> STATED TASK A: In the records, copy exactly the lines from the one containing "320, 93, 333]" through the one containing "411, 235, 424]", including both of those lines.

> READING PASSAGE:
++++++++

Modern communications systems send information across vast distances in massive quantities at breathtaking speeds. Every sector of the economy depends on the capture, access, and rapid transmission of information: from stock market quotes to weather forecasts; from orders for replacement parts for the electricity grid to requisitions for restocking supermarket shelves.
End-use communications devices such as computers, phones, televisions, and radios rely upon behind-the-scenes infrastructures of wires, fiber-optic cables, routers, servers, broadcasting stations and antennae, and cell towers. All of this technology represents embodied energy and requires operational energy.
The operational energy for the U.S. telecommunications system has been estimated to account for over ten percent of the nation’s electricity use. Very little electricity may be required to operate a lightweight laptop computer, for example, but the Internet uses an average of about 5 kWh to support the transmission of every gigabyte of data.
In 2012, the global information, communication, and technology (ICT) industry was estimated to account for about two percent of the global carbon dioxide emissions—about the same as the airline industry—and that number is growing rapidly.
The embodied energy in the world’s end-use devices, cell towers, server farms, data centers, wires, and cables is also large. While operating a smartphone requires less than 4 kilowatt-hours of electricity per year, its embodied energy is estimated to be roughly 278 kWh, or 73 times its annual operational energy requirement.
While it is feasible to produce the electricity to power and re-charge communications devices entirely from renewable sources of energy, much more challenging is substituting the use of fossil fuels for extraction and processing of raw metals, the manufacturing of devices (many parts of which are themselves petroleum by-products), and the packaging and transport of finished products.

++++++++

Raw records
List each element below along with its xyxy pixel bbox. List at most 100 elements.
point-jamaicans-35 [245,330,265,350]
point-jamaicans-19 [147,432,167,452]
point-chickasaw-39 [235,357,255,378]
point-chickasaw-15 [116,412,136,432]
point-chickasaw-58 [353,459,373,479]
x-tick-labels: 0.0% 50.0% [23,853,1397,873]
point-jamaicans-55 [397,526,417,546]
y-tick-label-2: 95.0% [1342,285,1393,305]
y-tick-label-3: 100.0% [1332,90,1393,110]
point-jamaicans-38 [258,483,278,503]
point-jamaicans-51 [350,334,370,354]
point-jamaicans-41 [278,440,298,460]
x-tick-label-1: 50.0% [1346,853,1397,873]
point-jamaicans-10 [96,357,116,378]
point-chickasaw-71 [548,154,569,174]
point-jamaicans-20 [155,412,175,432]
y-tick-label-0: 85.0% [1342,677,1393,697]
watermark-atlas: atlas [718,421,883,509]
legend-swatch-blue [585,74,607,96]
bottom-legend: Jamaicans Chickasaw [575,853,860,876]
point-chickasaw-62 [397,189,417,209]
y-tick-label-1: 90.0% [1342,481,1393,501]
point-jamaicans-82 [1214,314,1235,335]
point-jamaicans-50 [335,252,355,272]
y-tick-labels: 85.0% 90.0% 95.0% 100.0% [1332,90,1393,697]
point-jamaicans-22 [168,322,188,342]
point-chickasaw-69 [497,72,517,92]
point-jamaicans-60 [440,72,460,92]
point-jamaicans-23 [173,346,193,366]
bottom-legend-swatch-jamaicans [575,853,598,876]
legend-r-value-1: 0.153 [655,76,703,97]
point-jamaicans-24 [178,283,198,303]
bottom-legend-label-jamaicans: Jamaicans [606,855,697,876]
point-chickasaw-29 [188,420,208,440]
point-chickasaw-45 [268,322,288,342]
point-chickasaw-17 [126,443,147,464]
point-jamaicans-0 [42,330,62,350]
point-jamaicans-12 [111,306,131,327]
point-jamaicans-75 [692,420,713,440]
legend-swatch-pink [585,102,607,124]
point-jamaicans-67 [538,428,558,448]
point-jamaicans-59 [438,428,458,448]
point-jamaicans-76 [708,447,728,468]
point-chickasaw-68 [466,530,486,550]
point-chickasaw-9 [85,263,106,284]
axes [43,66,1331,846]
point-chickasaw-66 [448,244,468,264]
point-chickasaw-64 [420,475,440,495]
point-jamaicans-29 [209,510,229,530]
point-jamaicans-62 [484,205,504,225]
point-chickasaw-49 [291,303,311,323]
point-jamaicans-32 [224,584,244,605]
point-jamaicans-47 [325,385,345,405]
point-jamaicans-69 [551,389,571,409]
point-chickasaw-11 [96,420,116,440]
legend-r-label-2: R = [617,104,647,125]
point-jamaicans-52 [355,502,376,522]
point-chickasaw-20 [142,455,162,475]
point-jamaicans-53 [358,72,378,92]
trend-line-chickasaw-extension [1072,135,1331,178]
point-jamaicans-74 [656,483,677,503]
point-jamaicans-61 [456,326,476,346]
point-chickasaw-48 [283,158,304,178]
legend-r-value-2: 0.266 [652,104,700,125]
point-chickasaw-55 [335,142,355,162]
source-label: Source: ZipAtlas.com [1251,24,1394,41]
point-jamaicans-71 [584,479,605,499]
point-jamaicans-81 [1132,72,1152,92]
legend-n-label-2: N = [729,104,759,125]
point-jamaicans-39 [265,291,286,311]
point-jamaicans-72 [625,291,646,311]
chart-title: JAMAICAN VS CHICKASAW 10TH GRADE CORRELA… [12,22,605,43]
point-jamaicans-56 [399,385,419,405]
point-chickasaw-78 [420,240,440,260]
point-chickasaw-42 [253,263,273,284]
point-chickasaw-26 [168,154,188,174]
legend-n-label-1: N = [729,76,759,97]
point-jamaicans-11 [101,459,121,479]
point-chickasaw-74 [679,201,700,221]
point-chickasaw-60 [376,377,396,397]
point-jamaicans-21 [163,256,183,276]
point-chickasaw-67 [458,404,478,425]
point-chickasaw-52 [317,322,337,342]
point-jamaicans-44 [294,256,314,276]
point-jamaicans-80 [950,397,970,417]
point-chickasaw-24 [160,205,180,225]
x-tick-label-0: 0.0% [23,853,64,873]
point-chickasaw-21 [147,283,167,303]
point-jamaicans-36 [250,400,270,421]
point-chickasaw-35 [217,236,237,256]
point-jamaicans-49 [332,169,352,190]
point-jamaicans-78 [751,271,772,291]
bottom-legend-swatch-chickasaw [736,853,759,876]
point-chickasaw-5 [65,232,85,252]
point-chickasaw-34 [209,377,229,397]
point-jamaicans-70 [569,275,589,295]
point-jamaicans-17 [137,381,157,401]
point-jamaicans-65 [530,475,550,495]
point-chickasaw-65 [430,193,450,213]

++++++++

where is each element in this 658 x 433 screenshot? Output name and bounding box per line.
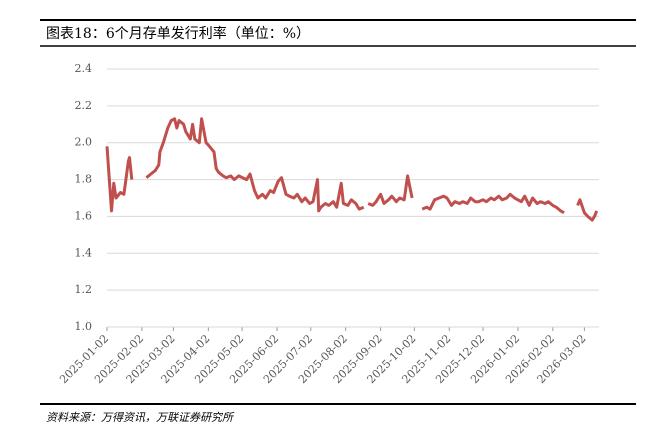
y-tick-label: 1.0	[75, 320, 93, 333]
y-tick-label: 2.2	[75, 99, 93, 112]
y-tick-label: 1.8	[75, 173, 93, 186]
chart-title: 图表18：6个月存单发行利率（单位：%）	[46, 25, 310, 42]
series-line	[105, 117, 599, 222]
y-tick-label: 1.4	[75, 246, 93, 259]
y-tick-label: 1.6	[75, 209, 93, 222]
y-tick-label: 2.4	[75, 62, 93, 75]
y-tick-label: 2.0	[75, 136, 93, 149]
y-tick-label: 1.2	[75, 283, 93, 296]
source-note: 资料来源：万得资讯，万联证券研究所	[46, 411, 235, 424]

++++++++

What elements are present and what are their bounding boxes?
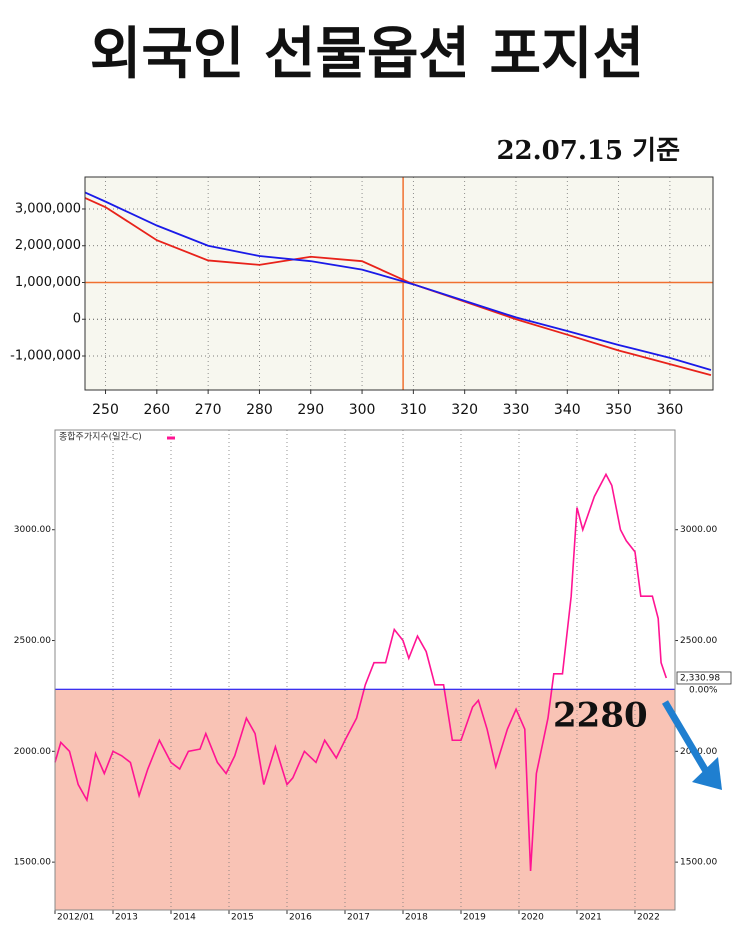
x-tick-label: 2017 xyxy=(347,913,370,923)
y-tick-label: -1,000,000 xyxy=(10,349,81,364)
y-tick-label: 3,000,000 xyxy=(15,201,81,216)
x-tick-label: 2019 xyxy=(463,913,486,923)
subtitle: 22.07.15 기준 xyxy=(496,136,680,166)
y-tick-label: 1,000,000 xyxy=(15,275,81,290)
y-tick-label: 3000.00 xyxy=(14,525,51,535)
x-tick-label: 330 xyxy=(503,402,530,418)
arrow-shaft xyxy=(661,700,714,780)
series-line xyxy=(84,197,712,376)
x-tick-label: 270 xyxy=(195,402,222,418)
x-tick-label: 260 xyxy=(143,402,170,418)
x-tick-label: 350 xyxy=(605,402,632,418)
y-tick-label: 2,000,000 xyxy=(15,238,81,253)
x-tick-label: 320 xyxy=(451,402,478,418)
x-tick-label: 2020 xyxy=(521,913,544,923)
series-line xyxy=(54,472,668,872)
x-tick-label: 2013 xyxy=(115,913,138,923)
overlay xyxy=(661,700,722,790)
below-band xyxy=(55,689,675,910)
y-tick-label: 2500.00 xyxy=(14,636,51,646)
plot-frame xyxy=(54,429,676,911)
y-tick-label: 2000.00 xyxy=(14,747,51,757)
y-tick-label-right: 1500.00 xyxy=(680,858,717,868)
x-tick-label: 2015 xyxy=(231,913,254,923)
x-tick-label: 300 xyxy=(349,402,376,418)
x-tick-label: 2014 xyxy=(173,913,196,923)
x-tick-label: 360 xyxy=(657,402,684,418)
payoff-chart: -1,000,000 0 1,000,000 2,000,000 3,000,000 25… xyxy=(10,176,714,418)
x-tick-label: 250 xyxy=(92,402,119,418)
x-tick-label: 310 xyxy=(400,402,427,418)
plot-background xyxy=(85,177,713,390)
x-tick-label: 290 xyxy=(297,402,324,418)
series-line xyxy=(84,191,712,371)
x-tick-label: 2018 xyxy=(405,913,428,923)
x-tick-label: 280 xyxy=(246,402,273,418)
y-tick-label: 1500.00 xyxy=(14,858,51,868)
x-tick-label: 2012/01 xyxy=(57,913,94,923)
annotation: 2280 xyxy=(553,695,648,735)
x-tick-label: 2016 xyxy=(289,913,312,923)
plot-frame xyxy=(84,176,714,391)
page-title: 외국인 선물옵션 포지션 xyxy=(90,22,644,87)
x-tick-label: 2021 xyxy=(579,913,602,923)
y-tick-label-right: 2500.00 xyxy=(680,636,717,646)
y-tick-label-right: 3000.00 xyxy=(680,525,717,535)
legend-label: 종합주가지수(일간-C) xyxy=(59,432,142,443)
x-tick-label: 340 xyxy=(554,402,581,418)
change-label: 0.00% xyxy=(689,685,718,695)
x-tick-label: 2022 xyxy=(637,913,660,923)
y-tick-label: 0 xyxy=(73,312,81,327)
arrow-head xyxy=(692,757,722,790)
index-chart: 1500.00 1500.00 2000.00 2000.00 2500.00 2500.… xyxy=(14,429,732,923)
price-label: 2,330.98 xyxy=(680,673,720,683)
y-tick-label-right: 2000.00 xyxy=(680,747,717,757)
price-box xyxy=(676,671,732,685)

++++++++

> STATED TASK B: Continue the text on the energy demands of communications technology, starting after its final sentence.

> WRITTEN ANSWER A:
y-tick-label: 1.0	[75, 320, 93, 333]
y-tick-label: 2.2	[75, 99, 93, 112]
y-tick-label: 1.8	[75, 173, 93, 186]
chart-title: 图表18：6个月存单发行利率（单位：%）	[46, 25, 310, 42]
series-line	[105, 117, 599, 222]
y-tick-label: 1.4	[75, 246, 93, 259]
y-tick-label: 1.6	[75, 209, 93, 222]
y-tick-label: 2.4	[75, 62, 93, 75]
y-tick-label: 2.0	[75, 136, 93, 149]
y-tick-label: 1.2	[75, 283, 93, 296]
source-note: 资料来源：万得资讯，万联证券研究所	[46, 411, 235, 424]

> WRITTEN ANSWER B:
How much energy is embodied in the entire global telecommunications system? Unfortunately, calculations are not readily available, but given the decades of energy investment in building it the number is certainly quite large. Further, of the common technological elements within the telecommunications system, those with very high embodied-to-operational energy ratios (hand-held mobile devices including phones and tablets) are the ones most frequently discarded and replaced.
Example: A Smartphone
A typical smartphone starts out as raw minerals and fossil fuels extracted from the earth. Copper, gold, palladium, and silicon were mined, requiring energy in the form of oil to operate heavy machinery and prodigious amounts of fresh water.
The make-up of a typical smartphone is roughly 40% metals, 40% plastics (petrochemicals), and 20% ceramics and other trace materials. Over 60 different types of metals are used in the construction of a typical smartphone, including 16 of the 17 rare earth minerals. While some of these metals are used in very small amounts—for example, the indium tin oxide used to make the phone’s touchscreen—they all have to be mined using heavy equipment or, far too often, human labor.
Over 220 pounds of mine waste are generated to extract just the gold for the circuit board in a typical smartphone. And some of the most essential minerals used in modern electronics—gold, tin, tungsten, and tantalum, to name a few—come from so-called conflict areas, where inhumane conditions persist and forced labor is used.
Once mined, these raw resources are then refined and transported to various places in the world. A typical smartphone contains hundreds of components, each of which was individually shaped before being fitted together in an assembly plant—usually located in China.
More than 80% of the lifetime environmental impacts and primary energy demand of the phone occur during the pre-manufacturing (extraction), manufacturing, and distribution phases.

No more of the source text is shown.